### Records shown
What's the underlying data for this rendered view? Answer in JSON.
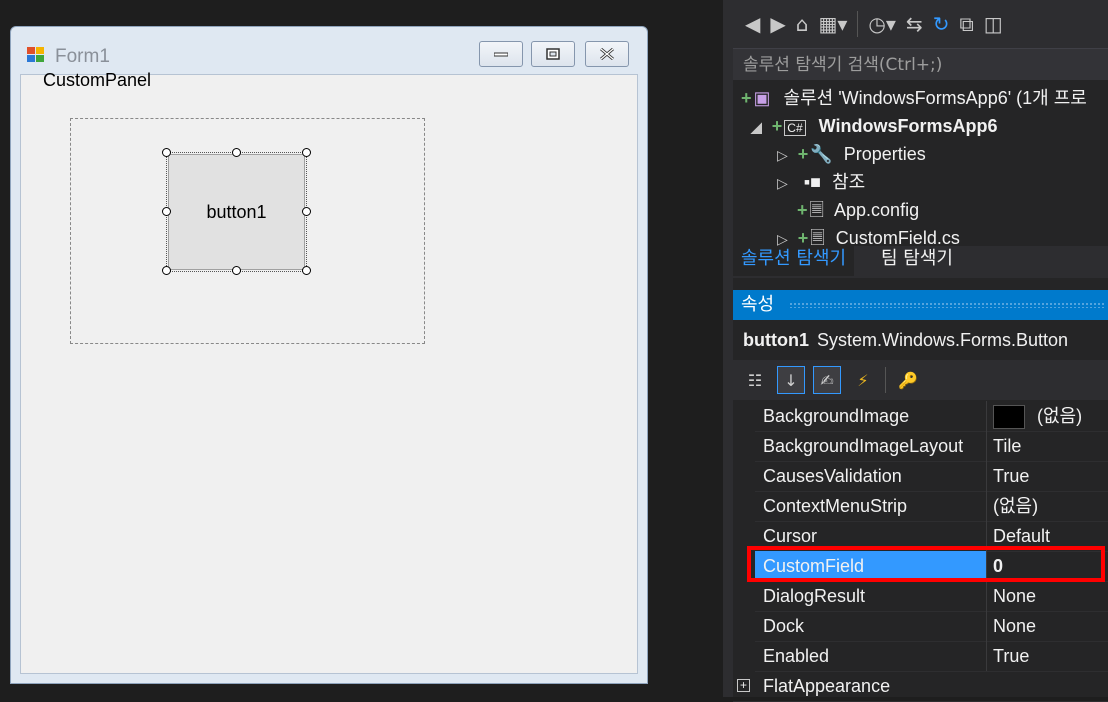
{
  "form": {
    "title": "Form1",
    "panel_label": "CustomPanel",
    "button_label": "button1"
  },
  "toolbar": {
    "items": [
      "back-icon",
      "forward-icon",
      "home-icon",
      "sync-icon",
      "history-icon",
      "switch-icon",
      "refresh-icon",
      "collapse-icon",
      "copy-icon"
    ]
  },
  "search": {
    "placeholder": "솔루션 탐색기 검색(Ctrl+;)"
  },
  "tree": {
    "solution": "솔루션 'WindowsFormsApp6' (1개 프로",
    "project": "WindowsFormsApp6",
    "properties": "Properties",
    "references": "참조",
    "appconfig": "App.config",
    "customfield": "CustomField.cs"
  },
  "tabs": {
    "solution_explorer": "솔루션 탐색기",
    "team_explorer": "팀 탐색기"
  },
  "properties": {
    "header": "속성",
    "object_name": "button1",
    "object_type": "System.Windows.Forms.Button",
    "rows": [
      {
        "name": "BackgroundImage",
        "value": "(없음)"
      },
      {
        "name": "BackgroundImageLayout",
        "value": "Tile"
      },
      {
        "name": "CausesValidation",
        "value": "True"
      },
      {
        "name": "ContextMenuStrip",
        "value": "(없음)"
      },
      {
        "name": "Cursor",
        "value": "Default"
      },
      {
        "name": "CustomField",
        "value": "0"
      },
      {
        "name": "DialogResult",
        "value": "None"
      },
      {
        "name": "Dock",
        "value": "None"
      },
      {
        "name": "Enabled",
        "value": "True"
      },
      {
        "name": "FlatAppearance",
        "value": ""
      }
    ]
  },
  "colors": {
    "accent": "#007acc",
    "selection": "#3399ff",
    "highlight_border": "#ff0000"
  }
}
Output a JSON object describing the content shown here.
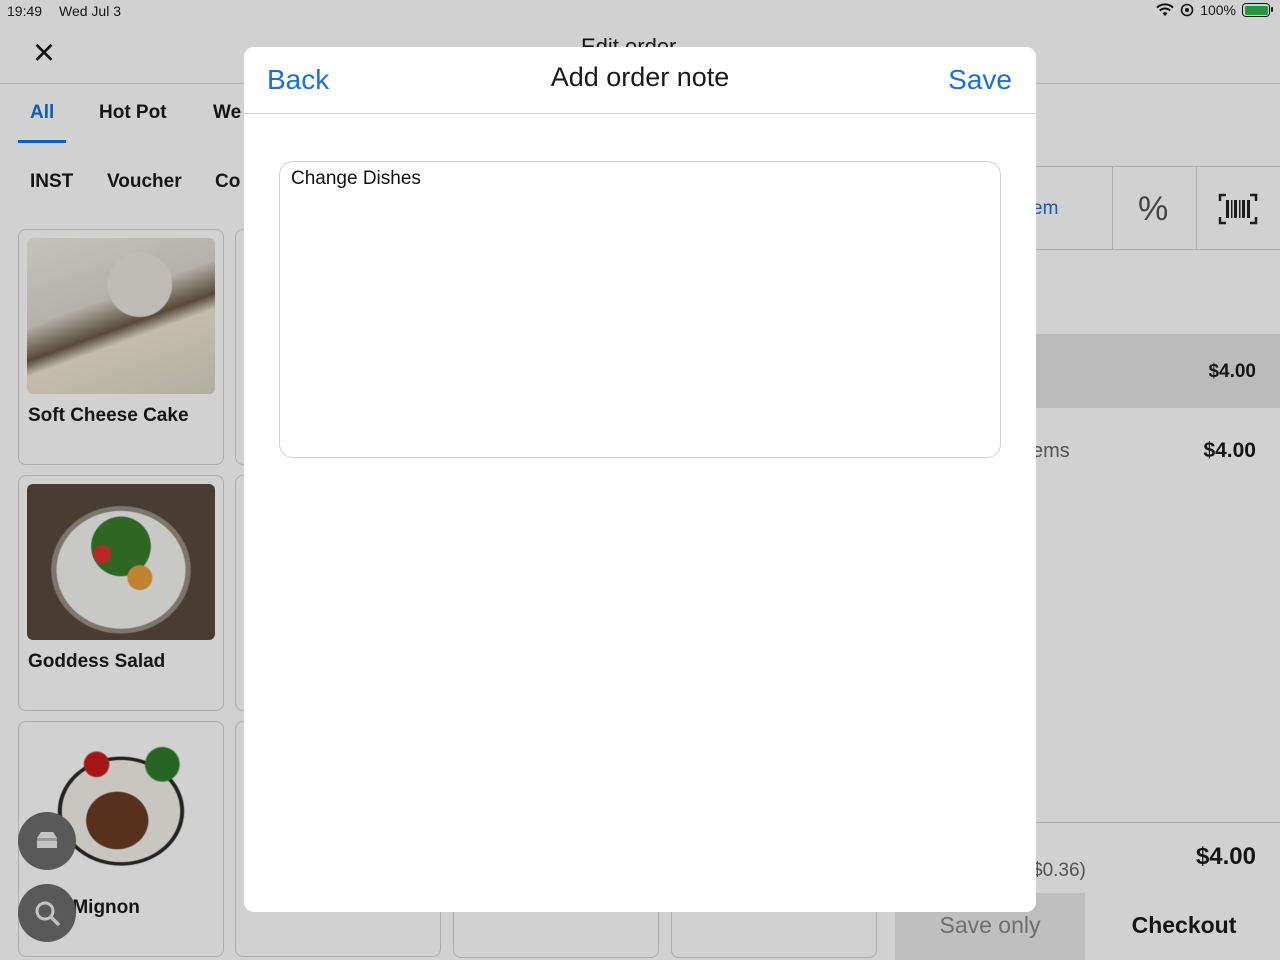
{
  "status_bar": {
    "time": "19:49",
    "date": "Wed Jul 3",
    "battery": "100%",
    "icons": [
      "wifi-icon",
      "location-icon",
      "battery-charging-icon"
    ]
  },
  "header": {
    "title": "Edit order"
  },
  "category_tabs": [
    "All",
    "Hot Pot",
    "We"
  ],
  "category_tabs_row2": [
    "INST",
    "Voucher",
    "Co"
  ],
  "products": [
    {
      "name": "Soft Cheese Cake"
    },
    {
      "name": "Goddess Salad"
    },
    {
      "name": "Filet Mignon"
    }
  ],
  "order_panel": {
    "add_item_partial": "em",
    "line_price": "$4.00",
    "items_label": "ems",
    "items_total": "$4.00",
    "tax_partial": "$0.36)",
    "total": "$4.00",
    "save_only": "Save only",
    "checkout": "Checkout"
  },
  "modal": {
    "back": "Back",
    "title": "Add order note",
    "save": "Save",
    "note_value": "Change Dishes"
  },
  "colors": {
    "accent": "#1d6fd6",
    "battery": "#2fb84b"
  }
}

### Work to complete
Omit every picture, and otherwise quote the entries exactly.

### Response to this task
What's the underlying data for this rendered view? Answer in JSON.
{
  "form": {
    "title": "Form1",
    "panel_label": "CustomPanel",
    "button_label": "button1"
  },
  "toolbar": {
    "items": [
      "back-icon",
      "forward-icon",
      "home-icon",
      "sync-icon",
      "history-icon",
      "switch-icon",
      "refresh-icon",
      "collapse-icon",
      "copy-icon"
    ]
  },
  "search": {
    "placeholder": "솔루션 탐색기 검색(Ctrl+;)"
  },
  "tree": {
    "solution": "솔루션 'WindowsFormsApp6' (1개 프로",
    "project": "WindowsFormsApp6",
    "properties": "Properties",
    "references": "참조",
    "appconfig": "App.config",
    "customfield": "CustomField.cs"
  },
  "tabs": {
    "solution_explorer": "솔루션 탐색기",
    "team_explorer": "팀 탐색기"
  },
  "properties": {
    "header": "속성",
    "object_name": "button1",
    "object_type": "System.Windows.Forms.Button",
    "rows": [
      {
        "name": "BackgroundImage",
        "value": "(없음)"
      },
      {
        "name": "BackgroundImageLayout",
        "value": "Tile"
      },
      {
        "name": "CausesValidation",
        "value": "True"
      },
      {
        "name": "ContextMenuStrip",
        "value": "(없음)"
      },
      {
        "name": "Cursor",
        "value": "Default"
      },
      {
        "name": "CustomField",
        "value": "0"
      },
      {
        "name": "DialogResult",
        "value": "None"
      },
      {
        "name": "Dock",
        "value": "None"
      },
      {
        "name": "Enabled",
        "value": "True"
      },
      {
        "name": "FlatAppearance",
        "value": ""
      }
    ]
  },
  "colors": {
    "accent": "#007acc",
    "selection": "#3399ff",
    "highlight_border": "#ff0000"
  }
}
Output a JSON object describing the content shown here.
{
  "status_bar": {
    "time": "19:49",
    "date": "Wed Jul 3",
    "battery": "100%",
    "icons": [
      "wifi-icon",
      "location-icon",
      "battery-charging-icon"
    ]
  },
  "header": {
    "title": "Edit order"
  },
  "category_tabs": [
    "All",
    "Hot Pot",
    "We"
  ],
  "category_tabs_row2": [
    "INST",
    "Voucher",
    "Co"
  ],
  "products": [
    {
      "name": "Soft Cheese Cake"
    },
    {
      "name": "Goddess Salad"
    },
    {
      "name": "Filet Mignon"
    }
  ],
  "order_panel": {
    "add_item_partial": "em",
    "line_price": "$4.00",
    "items_label": "ems",
    "items_total": "$4.00",
    "tax_partial": "$0.36)",
    "total": "$4.00",
    "save_only": "Save only",
    "checkout": "Checkout"
  },
  "modal": {
    "back": "Back",
    "title": "Add order note",
    "save": "Save",
    "note_value": "Change Dishes"
  },
  "colors": {
    "accent": "#1d6fd6",
    "battery": "#2fb84b"
  }
}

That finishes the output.